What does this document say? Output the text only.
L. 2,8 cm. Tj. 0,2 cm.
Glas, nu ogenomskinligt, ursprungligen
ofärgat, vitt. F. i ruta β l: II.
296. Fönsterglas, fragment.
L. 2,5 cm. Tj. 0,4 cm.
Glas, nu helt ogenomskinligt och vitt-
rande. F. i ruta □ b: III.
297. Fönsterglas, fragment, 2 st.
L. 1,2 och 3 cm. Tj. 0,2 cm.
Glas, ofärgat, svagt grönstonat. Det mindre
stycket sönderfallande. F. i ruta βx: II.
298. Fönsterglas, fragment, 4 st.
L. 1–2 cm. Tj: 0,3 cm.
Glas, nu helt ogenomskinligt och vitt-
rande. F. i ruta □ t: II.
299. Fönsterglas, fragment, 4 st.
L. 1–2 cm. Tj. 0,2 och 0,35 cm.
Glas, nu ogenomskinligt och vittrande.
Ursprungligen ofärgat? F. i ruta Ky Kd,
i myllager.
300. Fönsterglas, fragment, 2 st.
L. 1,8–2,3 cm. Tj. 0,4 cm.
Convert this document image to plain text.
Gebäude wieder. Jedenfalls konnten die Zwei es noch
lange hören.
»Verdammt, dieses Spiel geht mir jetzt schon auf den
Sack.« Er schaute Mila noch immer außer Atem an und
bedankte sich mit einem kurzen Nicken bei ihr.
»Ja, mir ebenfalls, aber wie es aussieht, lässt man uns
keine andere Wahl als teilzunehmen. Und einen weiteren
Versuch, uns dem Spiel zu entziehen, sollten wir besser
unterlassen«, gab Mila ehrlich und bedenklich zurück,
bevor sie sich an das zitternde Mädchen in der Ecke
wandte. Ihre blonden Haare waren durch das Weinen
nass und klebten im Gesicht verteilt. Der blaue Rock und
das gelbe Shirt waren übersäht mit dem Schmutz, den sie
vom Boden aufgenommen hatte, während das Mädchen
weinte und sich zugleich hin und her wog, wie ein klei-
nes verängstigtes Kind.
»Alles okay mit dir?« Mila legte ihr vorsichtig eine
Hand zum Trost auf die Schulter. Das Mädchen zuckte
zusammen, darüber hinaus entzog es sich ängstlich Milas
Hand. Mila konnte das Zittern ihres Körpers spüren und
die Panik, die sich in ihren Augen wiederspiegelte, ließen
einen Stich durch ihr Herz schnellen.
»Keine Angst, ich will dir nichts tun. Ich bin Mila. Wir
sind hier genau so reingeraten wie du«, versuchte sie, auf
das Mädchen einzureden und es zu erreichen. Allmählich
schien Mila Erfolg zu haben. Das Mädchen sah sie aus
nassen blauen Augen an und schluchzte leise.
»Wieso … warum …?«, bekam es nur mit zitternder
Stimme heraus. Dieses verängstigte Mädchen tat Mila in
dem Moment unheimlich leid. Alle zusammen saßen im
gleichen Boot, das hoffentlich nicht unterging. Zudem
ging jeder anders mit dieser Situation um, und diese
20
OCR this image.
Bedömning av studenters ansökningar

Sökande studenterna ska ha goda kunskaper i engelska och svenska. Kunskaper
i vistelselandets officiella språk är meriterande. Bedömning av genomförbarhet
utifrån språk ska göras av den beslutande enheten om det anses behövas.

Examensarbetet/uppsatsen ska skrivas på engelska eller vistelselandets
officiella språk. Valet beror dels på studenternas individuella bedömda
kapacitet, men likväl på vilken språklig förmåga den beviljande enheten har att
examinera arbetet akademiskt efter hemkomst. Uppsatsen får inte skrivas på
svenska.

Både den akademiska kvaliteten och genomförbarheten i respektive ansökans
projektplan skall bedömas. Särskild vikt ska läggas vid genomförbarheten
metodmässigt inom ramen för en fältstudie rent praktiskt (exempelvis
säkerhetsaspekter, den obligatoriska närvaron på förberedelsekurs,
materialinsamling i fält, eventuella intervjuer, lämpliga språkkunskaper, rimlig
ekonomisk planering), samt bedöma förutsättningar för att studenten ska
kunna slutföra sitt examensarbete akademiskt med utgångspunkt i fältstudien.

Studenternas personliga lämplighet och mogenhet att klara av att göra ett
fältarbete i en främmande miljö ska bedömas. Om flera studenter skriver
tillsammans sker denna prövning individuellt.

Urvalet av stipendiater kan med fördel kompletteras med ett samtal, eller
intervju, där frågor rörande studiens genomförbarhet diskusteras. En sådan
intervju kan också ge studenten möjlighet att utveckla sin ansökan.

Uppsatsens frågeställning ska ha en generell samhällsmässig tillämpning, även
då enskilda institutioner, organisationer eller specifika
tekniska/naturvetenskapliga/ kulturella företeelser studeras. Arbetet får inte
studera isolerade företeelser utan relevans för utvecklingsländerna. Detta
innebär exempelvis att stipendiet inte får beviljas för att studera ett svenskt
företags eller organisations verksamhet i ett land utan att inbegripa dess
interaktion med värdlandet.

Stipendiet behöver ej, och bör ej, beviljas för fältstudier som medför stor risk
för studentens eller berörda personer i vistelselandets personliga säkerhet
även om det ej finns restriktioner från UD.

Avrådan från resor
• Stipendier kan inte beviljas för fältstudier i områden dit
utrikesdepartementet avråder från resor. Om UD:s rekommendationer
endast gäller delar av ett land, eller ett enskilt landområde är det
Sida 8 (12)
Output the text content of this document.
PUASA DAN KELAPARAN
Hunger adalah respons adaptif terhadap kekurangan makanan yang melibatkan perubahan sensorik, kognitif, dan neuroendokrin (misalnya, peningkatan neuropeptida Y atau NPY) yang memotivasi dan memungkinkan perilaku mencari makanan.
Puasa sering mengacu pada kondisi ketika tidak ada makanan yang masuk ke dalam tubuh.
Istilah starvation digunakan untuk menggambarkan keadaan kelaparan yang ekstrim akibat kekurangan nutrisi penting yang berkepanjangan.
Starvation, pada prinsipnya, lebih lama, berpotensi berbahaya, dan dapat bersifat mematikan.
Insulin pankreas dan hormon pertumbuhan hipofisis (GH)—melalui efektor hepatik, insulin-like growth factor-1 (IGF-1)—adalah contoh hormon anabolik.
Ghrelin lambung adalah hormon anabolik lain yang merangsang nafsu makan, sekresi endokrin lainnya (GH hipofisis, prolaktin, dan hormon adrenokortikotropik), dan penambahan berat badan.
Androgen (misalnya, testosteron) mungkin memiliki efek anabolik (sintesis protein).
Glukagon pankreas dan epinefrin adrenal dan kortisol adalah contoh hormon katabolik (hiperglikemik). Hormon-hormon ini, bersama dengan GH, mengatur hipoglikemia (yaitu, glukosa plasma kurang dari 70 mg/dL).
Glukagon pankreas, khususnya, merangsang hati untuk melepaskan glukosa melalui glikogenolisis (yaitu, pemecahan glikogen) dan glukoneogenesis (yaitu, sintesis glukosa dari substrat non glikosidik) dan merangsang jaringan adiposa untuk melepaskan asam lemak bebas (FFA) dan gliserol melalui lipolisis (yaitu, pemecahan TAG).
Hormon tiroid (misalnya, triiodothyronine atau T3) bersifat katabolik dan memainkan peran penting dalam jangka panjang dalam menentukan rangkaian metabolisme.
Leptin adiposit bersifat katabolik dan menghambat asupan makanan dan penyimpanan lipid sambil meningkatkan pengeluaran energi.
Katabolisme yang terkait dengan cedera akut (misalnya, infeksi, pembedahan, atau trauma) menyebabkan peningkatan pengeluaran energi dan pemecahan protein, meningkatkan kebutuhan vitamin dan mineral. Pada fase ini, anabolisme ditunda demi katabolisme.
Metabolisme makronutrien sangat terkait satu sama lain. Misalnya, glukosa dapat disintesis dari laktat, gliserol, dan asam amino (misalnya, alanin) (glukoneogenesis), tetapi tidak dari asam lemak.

» **What the task asks**
What lines hold the string "exempelvis"? Pick them out of the data.

» **The answer**
metodmässigt inom ramen för en fältstudie rent praktiskt (exempelvis
innebär exempelvis att stipendiet inte får beviljas för att studera ett svenskt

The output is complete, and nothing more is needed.